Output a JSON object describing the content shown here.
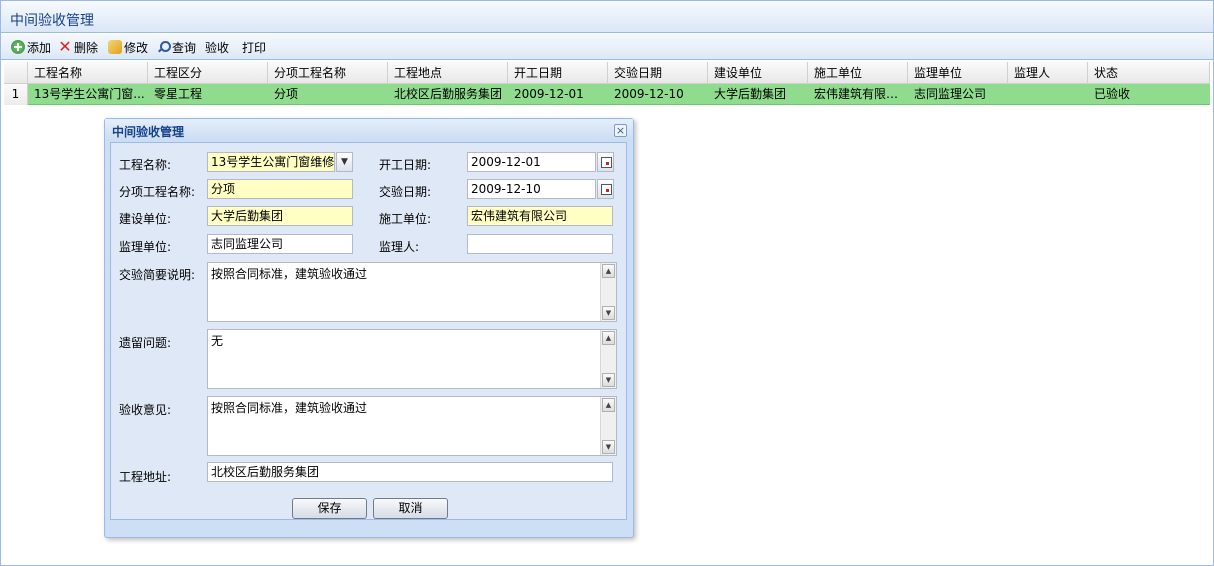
{
  "panel": {
    "title": "中间验收管理"
  },
  "toolbar": {
    "add": "添加",
    "delete": "删除",
    "edit": "修改",
    "query": "查询",
    "accept": "验收",
    "print": "打印"
  },
  "grid": {
    "columns": [
      "工程名称",
      "工程区分",
      "分项工程名称",
      "工程地点",
      "开工日期",
      "交验日期",
      "建设单位",
      "施工单位",
      "监理单位",
      "监理人",
      "状态"
    ],
    "rows": [
      {
        "num": "1",
        "cells": [
          "13号学生公寓门窗...",
          "零星工程",
          "分项",
          "北校区后勤服务集团",
          "2009-12-01",
          "2009-12-10",
          "大学后勤集团",
          "宏伟建筑有限公...",
          "志同监理公司",
          "",
          "已验收"
        ]
      }
    ]
  },
  "dialog": {
    "title": "中间验收管理",
    "close": "×",
    "labels": {
      "project_name": "工程名称:",
      "start_date": "开工日期:",
      "sub_project": "分项工程名称:",
      "handover_date": "交验日期:",
      "builder": "建设单位:",
      "constructor": "施工单位:",
      "supervisor_unit": "监理单位:",
      "supervisor": "监理人:",
      "summary": "交验简要说明:",
      "issues": "遗留问题:",
      "opinion": "验收意见:",
      "address": "工程地址:"
    },
    "values": {
      "project_name": "13号学生公寓门窗维修",
      "start_date": "2009-12-01",
      "sub_project": "分项",
      "handover_date": "2009-12-10",
      "builder": "大学后勤集团",
      "constructor": "宏伟建筑有限公司",
      "supervisor_unit": "志同监理公司",
      "supervisor": "",
      "summary": "按照合同标准，建筑验收通过",
      "issues": "无",
      "opinion": "按照合同标准，建筑验收通过",
      "address": "北校区后勤服务集团"
    },
    "buttons": {
      "save": "保存",
      "cancel": "取消"
    }
  },
  "icons": [
    "add-icon",
    "delete-icon",
    "edit-icon",
    "search-icon",
    "close-icon",
    "chevron-down-icon",
    "calendar-icon"
  ]
}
☆ ☆ ☆
Reproduce every entry exactly, but omit each picture.

Output a JSON object describing the content shown here.
{
  "panel": {
    "title": "中间验收管理"
  },
  "toolbar": {
    "add": "添加",
    "delete": "删除",
    "edit": "修改",
    "query": "查询",
    "accept": "验收",
    "print": "打印"
  },
  "grid": {
    "columns": [
      "工程名称",
      "工程区分",
      "分项工程名称",
      "工程地点",
      "开工日期",
      "交验日期",
      "建设单位",
      "施工单位",
      "监理单位",
      "监理人",
      "状态"
    ],
    "rows": [
      {
        "num": "1",
        "cells": [
          "13号学生公寓门窗...",
          "零星工程",
          "分项",
          "北校区后勤服务集团",
          "2009-12-01",
          "2009-12-10",
          "大学后勤集团",
          "宏伟建筑有限公...",
          "志同监理公司",
          "",
          "已验收"
        ]
      }
    ]
  },
  "dialog": {
    "title": "中间验收管理",
    "close": "×",
    "labels": {
      "project_name": "工程名称:",
      "start_date": "开工日期:",
      "sub_project": "分项工程名称:",
      "handover_date": "交验日期:",
      "builder": "建设单位:",
      "constructor": "施工单位:",
      "supervisor_unit": "监理单位:",
      "supervisor": "监理人:",
      "summary": "交验简要说明:",
      "issues": "遗留问题:",
      "opinion": "验收意见:",
      "address": "工程地址:"
    },
    "values": {
      "project_name": "13号学生公寓门窗维修",
      "start_date": "2009-12-01",
      "sub_project": "分项",
      "handover_date": "2009-12-10",
      "builder": "大学后勤集团",
      "constructor": "宏伟建筑有限公司",
      "supervisor_unit": "志同监理公司",
      "supervisor": "",
      "summary": "按照合同标准，建筑验收通过",
      "issues": "无",
      "opinion": "按照合同标准，建筑验收通过",
      "address": "北校区后勤服务集团"
    },
    "buttons": {
      "save": "保存",
      "cancel": "取消"
    }
  },
  "icons": [
    "add-icon",
    "delete-icon",
    "edit-icon",
    "search-icon",
    "close-icon",
    "chevron-down-icon",
    "calendar-icon"
  ]
}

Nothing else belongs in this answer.